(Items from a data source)
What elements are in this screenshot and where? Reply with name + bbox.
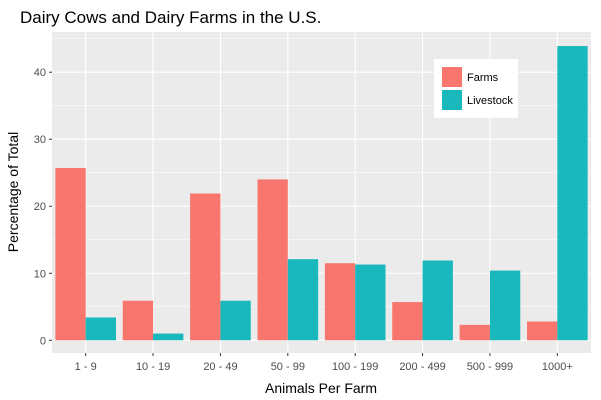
x-tick-label: 200 - 499: [399, 361, 445, 373]
x-tick-label: 500 - 999: [467, 361, 513, 373]
x-tick-label: 1000+: [542, 361, 573, 373]
bar-farms: [459, 324, 490, 341]
bar-livestock: [557, 46, 588, 341]
x-tick-label: 100 - 199: [332, 361, 378, 373]
bar-farms: [257, 179, 288, 341]
bars: [55, 46, 588, 341]
legend-key-farms: [442, 67, 462, 87]
y-axis: 0 10 20 30 40: [34, 67, 52, 347]
y-tick-label: 30: [34, 134, 46, 146]
bar-farms: [526, 321, 558, 341]
bar-farms: [55, 168, 86, 341]
x-axis-title: Animals Per Farm: [265, 380, 377, 396]
bar-farms: [392, 302, 423, 341]
bar-farms: [122, 300, 154, 341]
y-tick-label: 40: [34, 67, 46, 79]
bar-farms: [190, 193, 221, 341]
x-tick-label: 10 - 19: [136, 361, 170, 373]
bar-livestock: [287, 259, 319, 341]
legend: Farms Livestock: [434, 59, 518, 118]
x-tick-label: 1 - 9: [75, 361, 97, 373]
x-tick-label: 50 - 99: [271, 361, 305, 373]
legend-key-livestock: [442, 90, 462, 110]
bar-livestock: [355, 264, 386, 341]
bar-livestock: [220, 300, 251, 341]
y-tick-label: 20: [34, 201, 46, 213]
legend-label-livestock: Livestock: [467, 95, 513, 107]
y-axis-title: Percentage of Total: [5, 132, 21, 252]
chart-title: Dairy Cows and Dairy Farms in the U.S.: [20, 8, 321, 27]
bar-farms: [324, 263, 356, 341]
bar-livestock: [422, 260, 453, 341]
bar-livestock: [85, 317, 117, 341]
x-axis: 1 - 9 10 - 19 20 - 49 50 - 99 100 - 199 200 -…: [75, 353, 573, 373]
y-tick-label: 0: [40, 335, 46, 347]
x-tick-label: 20 - 49: [203, 361, 237, 373]
y-tick-label: 10: [34, 268, 46, 280]
bar-livestock: [153, 333, 184, 341]
legend-label-farms: Farms: [467, 72, 499, 84]
bar-livestock: [489, 270, 521, 341]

▶ [WHAT YOU ARE ASKED TO DO]: Pick out every line in the items above that contains the word "legend".

▶ [COMPLETED TASK]:
legend-key-farms: [442, 67, 462, 87]
legend: Farms Livestock: [434, 59, 518, 118]
legend-key-livestock: [442, 90, 462, 110]
legend-label-livestock: Livestock: [467, 95, 513, 107]
legend-label-farms: Farms: [467, 72, 499, 84]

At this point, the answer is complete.